Set task - Give back all the data exactly, line by line.

Data for this task -
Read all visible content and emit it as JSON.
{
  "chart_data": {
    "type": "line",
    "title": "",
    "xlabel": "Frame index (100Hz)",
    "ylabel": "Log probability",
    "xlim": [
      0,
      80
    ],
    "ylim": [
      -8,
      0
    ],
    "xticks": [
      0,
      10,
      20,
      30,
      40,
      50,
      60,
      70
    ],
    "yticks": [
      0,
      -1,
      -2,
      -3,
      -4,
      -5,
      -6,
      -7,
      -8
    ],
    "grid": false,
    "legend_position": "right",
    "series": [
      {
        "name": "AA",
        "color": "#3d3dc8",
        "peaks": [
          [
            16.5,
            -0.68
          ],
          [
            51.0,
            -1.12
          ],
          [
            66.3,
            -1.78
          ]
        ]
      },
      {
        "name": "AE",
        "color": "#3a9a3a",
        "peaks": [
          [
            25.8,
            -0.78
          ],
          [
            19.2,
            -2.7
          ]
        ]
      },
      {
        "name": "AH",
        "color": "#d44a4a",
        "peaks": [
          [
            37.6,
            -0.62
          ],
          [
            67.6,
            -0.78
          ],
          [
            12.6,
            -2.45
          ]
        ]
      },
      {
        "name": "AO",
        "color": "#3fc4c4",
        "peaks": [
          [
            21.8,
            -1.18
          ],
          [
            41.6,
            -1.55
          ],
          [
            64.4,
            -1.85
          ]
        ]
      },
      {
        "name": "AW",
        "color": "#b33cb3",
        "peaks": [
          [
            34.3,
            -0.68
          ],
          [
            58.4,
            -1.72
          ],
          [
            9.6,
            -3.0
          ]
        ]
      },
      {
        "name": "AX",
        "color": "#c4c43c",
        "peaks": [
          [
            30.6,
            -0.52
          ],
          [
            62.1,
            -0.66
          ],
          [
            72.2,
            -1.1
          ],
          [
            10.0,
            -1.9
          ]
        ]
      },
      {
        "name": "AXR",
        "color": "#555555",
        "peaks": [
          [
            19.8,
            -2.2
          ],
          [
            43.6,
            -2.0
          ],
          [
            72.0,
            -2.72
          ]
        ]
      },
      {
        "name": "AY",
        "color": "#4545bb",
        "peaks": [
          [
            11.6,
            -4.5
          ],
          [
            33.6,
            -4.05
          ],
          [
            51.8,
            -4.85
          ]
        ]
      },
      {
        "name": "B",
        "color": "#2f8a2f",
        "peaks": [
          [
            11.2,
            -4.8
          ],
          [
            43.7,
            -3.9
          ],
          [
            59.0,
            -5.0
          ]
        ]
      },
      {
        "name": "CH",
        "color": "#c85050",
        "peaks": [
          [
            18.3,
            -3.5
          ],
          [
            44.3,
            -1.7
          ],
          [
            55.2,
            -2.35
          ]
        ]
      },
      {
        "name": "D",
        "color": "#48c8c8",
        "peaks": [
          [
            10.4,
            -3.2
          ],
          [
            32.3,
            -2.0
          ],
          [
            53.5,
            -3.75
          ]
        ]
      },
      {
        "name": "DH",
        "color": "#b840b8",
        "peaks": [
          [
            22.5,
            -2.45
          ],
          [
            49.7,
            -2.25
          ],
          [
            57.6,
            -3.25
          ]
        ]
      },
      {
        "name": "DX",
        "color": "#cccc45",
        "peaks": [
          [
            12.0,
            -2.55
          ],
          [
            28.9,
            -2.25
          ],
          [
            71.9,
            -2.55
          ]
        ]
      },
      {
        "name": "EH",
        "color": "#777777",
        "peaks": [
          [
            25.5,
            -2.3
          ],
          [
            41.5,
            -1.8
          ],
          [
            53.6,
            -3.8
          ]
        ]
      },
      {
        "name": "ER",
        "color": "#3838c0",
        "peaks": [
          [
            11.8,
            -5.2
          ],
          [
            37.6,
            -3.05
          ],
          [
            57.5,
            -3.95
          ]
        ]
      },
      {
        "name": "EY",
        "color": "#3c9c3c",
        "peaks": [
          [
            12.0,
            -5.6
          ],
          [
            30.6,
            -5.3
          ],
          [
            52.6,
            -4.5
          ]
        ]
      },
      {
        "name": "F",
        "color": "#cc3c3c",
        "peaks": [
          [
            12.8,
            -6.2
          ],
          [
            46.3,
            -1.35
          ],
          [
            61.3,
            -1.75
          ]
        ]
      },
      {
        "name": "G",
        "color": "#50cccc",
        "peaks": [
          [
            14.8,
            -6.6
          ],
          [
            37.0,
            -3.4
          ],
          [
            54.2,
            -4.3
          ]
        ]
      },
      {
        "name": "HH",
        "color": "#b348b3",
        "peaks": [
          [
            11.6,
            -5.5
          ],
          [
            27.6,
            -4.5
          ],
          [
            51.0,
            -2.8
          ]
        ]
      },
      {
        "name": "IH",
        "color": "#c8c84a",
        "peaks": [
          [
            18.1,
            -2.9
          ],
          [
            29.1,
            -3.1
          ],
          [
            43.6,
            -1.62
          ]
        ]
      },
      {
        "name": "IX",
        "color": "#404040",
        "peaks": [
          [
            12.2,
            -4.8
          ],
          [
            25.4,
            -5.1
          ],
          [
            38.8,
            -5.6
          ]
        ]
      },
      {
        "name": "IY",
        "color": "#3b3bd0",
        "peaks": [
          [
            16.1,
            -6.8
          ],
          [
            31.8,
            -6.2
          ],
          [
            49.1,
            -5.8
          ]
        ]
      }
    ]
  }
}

Solution to this problem -
Read all visible content and emit it as JSON.
{
  "chart_data": {
    "type": "line",
    "title": "",
    "xlabel": "Frame index (100Hz)",
    "ylabel": "Log probability",
    "xlim": [
      0,
      80
    ],
    "ylim": [
      -8,
      0
    ],
    "xticks": [
      0,
      10,
      20,
      30,
      40,
      50,
      60,
      70
    ],
    "yticks": [
      0,
      -1,
      -2,
      -3,
      -4,
      -5,
      -6,
      -7,
      -8
    ],
    "grid": false,
    "legend_position": "right",
    "series": [
      {
        "name": "AA",
        "color": "#3d3dc8",
        "peaks": [
          [
            16.5,
            -0.68
          ],
          [
            51.0,
            -1.12
          ],
          [
            66.3,
            -1.78
          ]
        ]
      },
      {
        "name": "AE",
        "color": "#3a9a3a",
        "peaks": [
          [
            25.8,
            -0.78
          ],
          [
            19.2,
            -2.7
          ]
        ]
      },
      {
        "name": "AH",
        "color": "#d44a4a",
        "peaks": [
          [
            37.6,
            -0.62
          ],
          [
            67.6,
            -0.78
          ],
          [
            12.6,
            -2.45
          ]
        ]
      },
      {
        "name": "AO",
        "color": "#3fc4c4",
        "peaks": [
          [
            21.8,
            -1.18
          ],
          [
            41.6,
            -1.55
          ],
          [
            64.4,
            -1.85
          ]
        ]
      },
      {
        "name": "AW",
        "color": "#b33cb3",
        "peaks": [
          [
            34.3,
            -0.68
          ],
          [
            58.4,
            -1.72
          ],
          [
            9.6,
            -3.0
          ]
        ]
      },
      {
        "name": "AX",
        "color": "#c4c43c",
        "peaks": [
          [
            30.6,
            -0.52
          ],
          [
            62.1,
            -0.66
          ],
          [
            72.2,
            -1.1
          ],
          [
            10.0,
            -1.9
          ]
        ]
      },
      {
        "name": "AXR",
        "color": "#555555",
        "peaks": [
          [
            19.8,
            -2.2
          ],
          [
            43.6,
            -2.0
          ],
          [
            72.0,
            -2.72
          ]
        ]
      },
      {
        "name": "AY",
        "color": "#4545bb",
        "peaks": [
          [
            11.6,
            -4.5
          ],
          [
            33.6,
            -4.05
          ],
          [
            51.8,
            -4.85
          ]
        ]
      },
      {
        "name": "B",
        "color": "#2f8a2f",
        "peaks": [
          [
            11.2,
            -4.8
          ],
          [
            43.7,
            -3.9
          ],
          [
            59.0,
            -5.0
          ]
        ]
      },
      {
        "name": "CH",
        "color": "#c85050",
        "peaks": [
          [
            18.3,
            -3.5
          ],
          [
            44.3,
            -1.7
          ],
          [
            55.2,
            -2.35
          ]
        ]
      },
      {
        "name": "D",
        "color": "#48c8c8",
        "peaks": [
          [
            10.4,
            -3.2
          ],
          [
            32.3,
            -2.0
          ],
          [
            53.5,
            -3.75
          ]
        ]
      },
      {
        "name": "DH",
        "color": "#b840b8",
        "peaks": [
          [
            22.5,
            -2.45
          ],
          [
            49.7,
            -2.25
          ],
          [
            57.6,
            -3.25
          ]
        ]
      },
      {
        "name": "DX",
        "color": "#cccc45",
        "peaks": [
          [
            12.0,
            -2.55
          ],
          [
            28.9,
            -2.25
          ],
          [
            71.9,
            -2.55
          ]
        ]
      },
      {
        "name": "EH",
        "color": "#777777",
        "peaks": [
          [
            25.5,
            -2.3
          ],
          [
            41.5,
            -1.8
          ],
          [
            53.6,
            -3.8
          ]
        ]
      },
      {
        "name": "ER",
        "color": "#3838c0",
        "peaks": [
          [
            11.8,
            -5.2
          ],
          [
            37.6,
            -3.05
          ],
          [
            57.5,
            -3.95
          ]
        ]
      },
      {
        "name": "EY",
        "color": "#3c9c3c",
        "peaks": [
          [
            12.0,
            -5.6
          ],
          [
            30.6,
            -5.3
          ],
          [
            52.6,
            -4.5
          ]
        ]
      },
      {
        "name": "F",
        "color": "#cc3c3c",
        "peaks": [
          [
            12.8,
            -6.2
          ],
          [
            46.3,
            -1.35
          ],
          [
            61.3,
            -1.75
          ]
        ]
      },
      {
        "name": "G",
        "color": "#50cccc",
        "peaks": [
          [
            14.8,
            -6.6
          ],
          [
            37.0,
            -3.4
          ],
          [
            54.2,
            -4.3
          ]
        ]
      },
      {
        "name": "HH",
        "color": "#b348b3",
        "peaks": [
          [
            11.6,
            -5.5
          ],
          [
            27.6,
            -4.5
          ],
          [
            51.0,
            -2.8
          ]
        ]
      },
      {
        "name": "IH",
        "color": "#c8c84a",
        "peaks": [
          [
            18.1,
            -2.9
          ],
          [
            29.1,
            -3.1
          ],
          [
            43.6,
            -1.62
          ]
        ]
      },
      {
        "name": "IX",
        "color": "#404040",
        "peaks": [
          [
            12.2,
            -4.8
          ],
          [
            25.4,
            -5.1
          ],
          [
            38.8,
            -5.6
          ]
        ]
      },
      {
        "name": "IY",
        "color": "#3b3bd0",
        "peaks": [
          [
            16.1,
            -6.8
          ],
          [
            31.8,
            -6.2
          ],
          [
            49.1,
            -5.8
          ]
        ]
      }
    ]
  }
}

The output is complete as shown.